[Stored records]
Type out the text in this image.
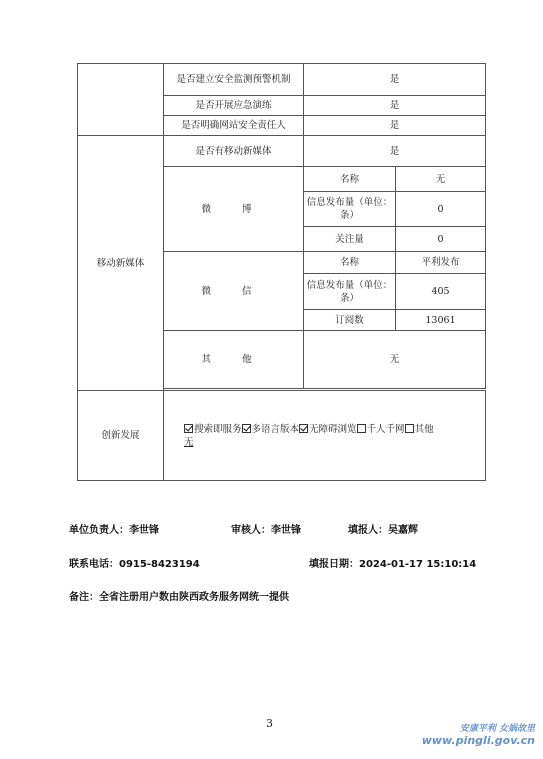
	是否建立安全监测预警机制	是	
	是否开展应急演练	是	
	是否明确网站安全责任人	是	
移动新媒体	是否有移动新媒体	是	
	微 博	名称	无
		信息发布量（单位：条）	0
		关注量	0
	微 信	名称	平利发布
		信息发布量（单位：条）	405
		订阅数	13061
	其 他	无	

创新发展	搜索即服务 多语言版本 无障碍浏览 千人千网 其他
无		
单位负责人：李世锋	审核人：李世锋	填报人：吴嘉辉
联系电话：0915-8423194	填报日期：2024-01-17 15:10:14
备注：全省注册用户数由陕西政务服务网统一提供
3	安康平利 女娲故里
www.pingli.gov.cn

▶ GIVEN TASK:
Quote every record above exactly, leaving out any pictures.

▶ THE RESULT:
Type out the text in this image.
	是否建立安全监测预警机制	是	
	是否开展应急演练	是	
	是否明确网站安全责任人	是	
移动新媒体	是否有移动新媒体	是	
	微 博	名称	无
		信息发布量（单位：条）	0
		关注量	0
	微 信	名称	平利发布
		信息发布量（单位：条）	405
		订阅数	13061
	其 他	无	

创新发展	搜索即服务 多语言版本 无障碍浏览 千人千网 其他
无		
单位负责人：李世锋	审核人：李世锋	填报人：吴嘉辉
联系电话：0915-8423194	填报日期：2024-01-17 15:10:14
备注：全省注册用户数由陕西政务服务网统一提供
3	安康平利 女娲故里
www.pingli.gov.cn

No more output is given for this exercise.